## DATA LISTING
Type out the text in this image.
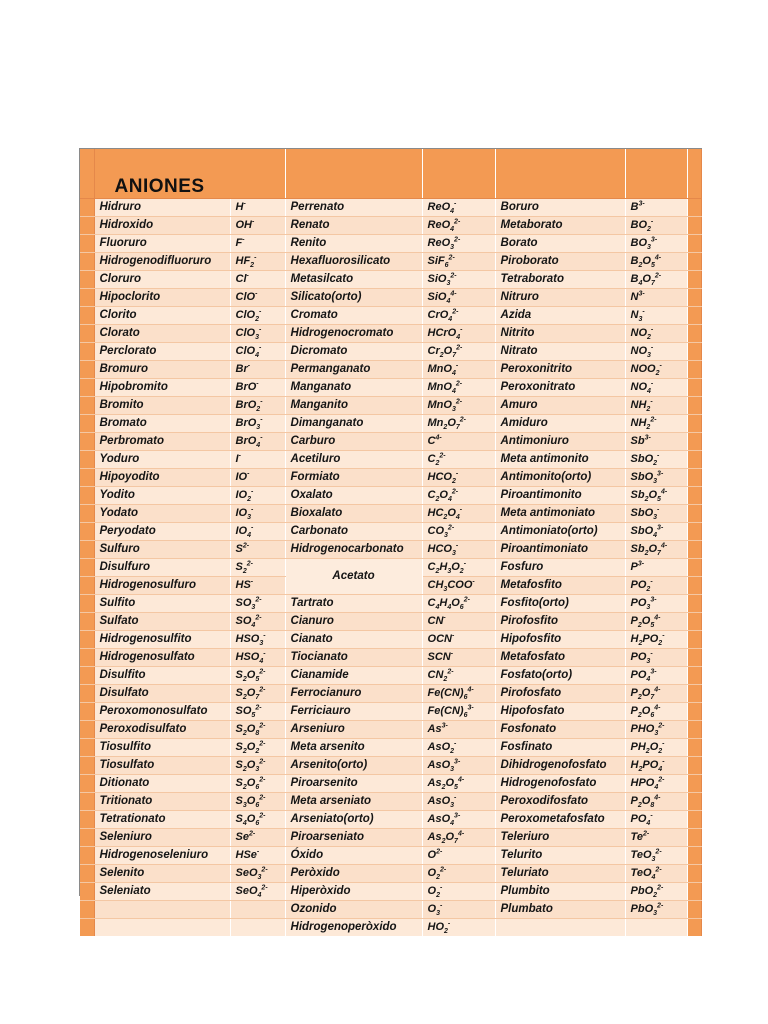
	ANIONES						
	Hidruro	H-	Perrenato	ReO$_4$-	Boruro	$B^{3-}$	
	Hidroxido	OH-	Renato	ReO$_4^{2-}$	Metaborato	$BO_2^-$	
	Fluoruro	F-	Renito	ReO$_3^{2-}$	Borato	$BO_3^{3-}$	
	Hidrogenodifluoruro	$HF_2^-$	Hexafluorosilicato	SiF$_6^{2-}$	Piroborato	$B_2O_5^{4-}$	
	Cloruro	Cl-	Metasilcato	SiO$_3^{2-}$	Tetraborato	$B_4O_7^{2-}$	
	Hipoclorito	ClO-	Silicato(orto)	SiO$_4^{4-}$	Nitruro	$N^{3-}$	
	Clorito	ClO$_2$-	Cromato	CrO$_4^{2-}$	Azida	$N_3^-$	
	Clorato	ClO$_3$-	Hidrogenocromato	HCrO$_4$-	Nitrito	$NO_2^-$	
	Perclorato	ClO$_4$-	Dicromato	$Cr_2O_7^{2-}$	Nitrato	$NO_3^-$	
	Bromuro	Br-	Permanganato	MnO$_4$-	Peroxonitrito	$NOO_2^-$	
	Hipobromito	BrO-	Manganato	MnO$_4^{2-}$	Peroxonitrato	$NO_4^-$	
	Bromito	BrO$_2$-	Manganito	MnO$_3^{2-}$	Amuro	$NH_2^-$	
	Bromato	BrO$_3$-	Dimanganato	$Mn_2O_7^{2-}$	Amiduro	$NH_2^{2-}$	
	Perbromato	BrO$_4$-	Carburo	$C^{4-}$	Antimoniuro	$Sb^{3-}$	
	Yoduro	I-	Acetiluro	$C_2^{2-}$	Meta antimonito	SbO$_2$-	
	Hipoyodito	IO-	Formiato	$HCO_2^-$	Antimonito(orto)	SbO$_3^{3-}$	
	Yodito	$IO_2^-$	Oxalato	$C_2O_4^{2-}$	Piroantimonito	$Sb_2O_5^{4-}$	
	Yodato	$IO_3^-$	Bioxalato	$HC_2O_4^-$	Meta antimoniato	SbO$_3$-	
	Peryodato	$IO_4^-$	Carbonato	$CO_3^{2-}$	Antimoniato(orto)	SbO$_4^{3-}$	
	Sulfuro	$S^{2-}$	Hidrogenocarbonato	$HCO_3^-$	Piroantimoniato	$Sb_2O_7^{4-}$	
	Disulfuro	$S_2^{2-}$	Acetato	$C_2H_3O_2^-$	Fosfuro	$P^{3-}$	
	Hidrogenosulfuro	HS-		$CH_3COO^-$	Metafosfito	$PO_2^-$	
	Sulfito	$SO_3^{2-}$	Tartrato	$C_4H_4O_6^{2-}$	Fosfito(orto)	$PO_3^{3-}$	
	Sulfato	$SO_4^{2-}$	Cianuro	CN-	Pirofosfito	$P_2O_5^{4-}$	
	Hidrogenosulfito	$HSO_3^-$	Cianato	OCN-	Hipofosfito	$H_2PO_2^-$	
	Hidrogenosulfato	$HSO_4^-$	Tiocianato	SCN-	Metafosfato	$PO_3^-$	
	Disulfito	$S_2O_5^{2-}$	Cianamide	$CN_2^{2-}$	Fosfato(orto)	$PO_4^{3-}$	
	Disulfato	$S_2O_7^{2-}$	Ferrocianuro	$Fe(CN)_6^{4-}$	Pirofosfato	$P_2O_7^{4-}$	
	Peroxomonosulfato	$SO_5^{2-}$	Ferriciauro	$Fe(CN)_6^{3-}$	Hipofosfato	$P_2O_6^{4-}$	
	Peroxodisulfato	$S_2O_8^{2-}$	Arseniuro	$As^{3-}$	Fosfonato	$PHO_3^{2-}$	
	Tiosulfito	$S_2O_2^{2-}$	Meta arsenito	AsO$_2$-	Fosfinato	$PH_2O_2^-$	
	Tiosulfato	$S_2O_3^{2-}$	Arsenito(orto)	AsO$_3^{3-}$	Dihidrogenofosfato	$H_2PO_4^-$	
	Ditionato	$S_2O_6^{2-}$	Piroarsenito	$As_2O_5^{4-}$	Hidrogenofosfato	$HPO_4^{2-}$	
	Tritionato	$S_3O_6^{2-}$	Meta arseniato	AsO$_3$-	Peroxodifosfato	$P_2O_8^{4-}$	
	Tetrationato	$S_4O_6^{2-}$	Arseniato(orto)	AsO$_4^{3-}$	Peroxometafosfato	$PO_4^-$	
	Seleniuro	$Se^{2-}$	Piroarseniato	$As_2O_7^{4-}$	Teleriuro	$Te^{2-}$	
	Hidrogenoseleniuro	HSe-	Óxido	$O^{2-}$	Telurito	TeO$_3^{2-}$	
	Selenito	SeO$_3^{2-}$	Peròxido	$O_2^{2-}$	Teluriato	TeO$_4^{2-}$	
	Seleniato	SeO$_4^{2-}$	Hiperòxido	$O_2^-$	Plumbito	PbO$_2^{2-}$	
			Ozonido	$O_3^-$	Plumbato	PbO$_3^{2-}$	
			Hidrogenoperòxido	$HO_2^-$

## JOB
Can you restate all the records above word for word while dropping the pictures?

## COMPLETE OUTPUT
Type out the text in this image.
	ANIONES						
	Hidruro	H-	Perrenato	ReO$_4$-	Boruro	$B^{3-}$	
	Hidroxido	OH-	Renato	ReO$_4^{2-}$	Metaborato	$BO_2^-$	
	Fluoruro	F-	Renito	ReO$_3^{2-}$	Borato	$BO_3^{3-}$	
	Hidrogenodifluoruro	$HF_2^-$	Hexafluorosilicato	SiF$_6^{2-}$	Piroborato	$B_2O_5^{4-}$	
	Cloruro	Cl-	Metasilcato	SiO$_3^{2-}$	Tetraborato	$B_4O_7^{2-}$	
	Hipoclorito	ClO-	Silicato(orto)	SiO$_4^{4-}$	Nitruro	$N^{3-}$	
	Clorito	ClO$_2$-	Cromato	CrO$_4^{2-}$	Azida	$N_3^-$	
	Clorato	ClO$_3$-	Hidrogenocromato	HCrO$_4$-	Nitrito	$NO_2^-$	
	Perclorato	ClO$_4$-	Dicromato	$Cr_2O_7^{2-}$	Nitrato	$NO_3^-$	
	Bromuro	Br-	Permanganato	MnO$_4$-	Peroxonitrito	$NOO_2^-$	
	Hipobromito	BrO-	Manganato	MnO$_4^{2-}$	Peroxonitrato	$NO_4^-$	
	Bromito	BrO$_2$-	Manganito	MnO$_3^{2-}$	Amuro	$NH_2^-$	
	Bromato	BrO$_3$-	Dimanganato	$Mn_2O_7^{2-}$	Amiduro	$NH_2^{2-}$	
	Perbromato	BrO$_4$-	Carburo	$C^{4-}$	Antimoniuro	$Sb^{3-}$	
	Yoduro	I-	Acetiluro	$C_2^{2-}$	Meta antimonito	SbO$_2$-	
	Hipoyodito	IO-	Formiato	$HCO_2^-$	Antimonito(orto)	SbO$_3^{3-}$	
	Yodito	$IO_2^-$	Oxalato	$C_2O_4^{2-}$	Piroantimonito	$Sb_2O_5^{4-}$	
	Yodato	$IO_3^-$	Bioxalato	$HC_2O_4^-$	Meta antimoniato	SbO$_3$-	
	Peryodato	$IO_4^-$	Carbonato	$CO_3^{2-}$	Antimoniato(orto)	SbO$_4^{3-}$	
	Sulfuro	$S^{2-}$	Hidrogenocarbonato	$HCO_3^-$	Piroantimoniato	$Sb_2O_7^{4-}$	
	Disulfuro	$S_2^{2-}$	Acetato	$C_2H_3O_2^-$	Fosfuro	$P^{3-}$	
	Hidrogenosulfuro	HS-		$CH_3COO^-$	Metafosfito	$PO_2^-$	
	Sulfito	$SO_3^{2-}$	Tartrato	$C_4H_4O_6^{2-}$	Fosfito(orto)	$PO_3^{3-}$	
	Sulfato	$SO_4^{2-}$	Cianuro	CN-	Pirofosfito	$P_2O_5^{4-}$	
	Hidrogenosulfito	$HSO_3^-$	Cianato	OCN-	Hipofosfito	$H_2PO_2^-$	
	Hidrogenosulfato	$HSO_4^-$	Tiocianato	SCN-	Metafosfato	$PO_3^-$	
	Disulfito	$S_2O_5^{2-}$	Cianamide	$CN_2^{2-}$	Fosfato(orto)	$PO_4^{3-}$	
	Disulfato	$S_2O_7^{2-}$	Ferrocianuro	$Fe(CN)_6^{4-}$	Pirofosfato	$P_2O_7^{4-}$	
	Peroxomonosulfato	$SO_5^{2-}$	Ferriciauro	$Fe(CN)_6^{3-}$	Hipofosfato	$P_2O_6^{4-}$	
	Peroxodisulfato	$S_2O_8^{2-}$	Arseniuro	$As^{3-}$	Fosfonato	$PHO_3^{2-}$	
	Tiosulfito	$S_2O_2^{2-}$	Meta arsenito	AsO$_2$-	Fosfinato	$PH_2O_2^-$	
	Tiosulfato	$S_2O_3^{2-}$	Arsenito(orto)	AsO$_3^{3-}$	Dihidrogenofosfato	$H_2PO_4^-$	
	Ditionato	$S_2O_6^{2-}$	Piroarsenito	$As_2O_5^{4-}$	Hidrogenofosfato	$HPO_4^{2-}$	
	Tritionato	$S_3O_6^{2-}$	Meta arseniato	AsO$_3$-	Peroxodifosfato	$P_2O_8^{4-}$	
	Tetrationato	$S_4O_6^{2-}$	Arseniato(orto)	AsO$_4^{3-}$	Peroxometafosfato	$PO_4^-$	
	Seleniuro	$Se^{2-}$	Piroarseniato	$As_2O_7^{4-}$	Teleriuro	$Te^{2-}$	
	Hidrogenoseleniuro	HSe-	Óxido	$O^{2-}$	Telurito	TeO$_3^{2-}$	
	Selenito	SeO$_3^{2-}$	Peròxido	$O_2^{2-}$	Teluriato	TeO$_4^{2-}$	
	Seleniato	SeO$_4^{2-}$	Hiperòxido	$O_2^-$	Plumbito	PbO$_2^{2-}$	
			Ozonido	$O_3^-$	Plumbato	PbO$_3^{2-}$	
			Hidrogenoperòxido	$HO_2^-$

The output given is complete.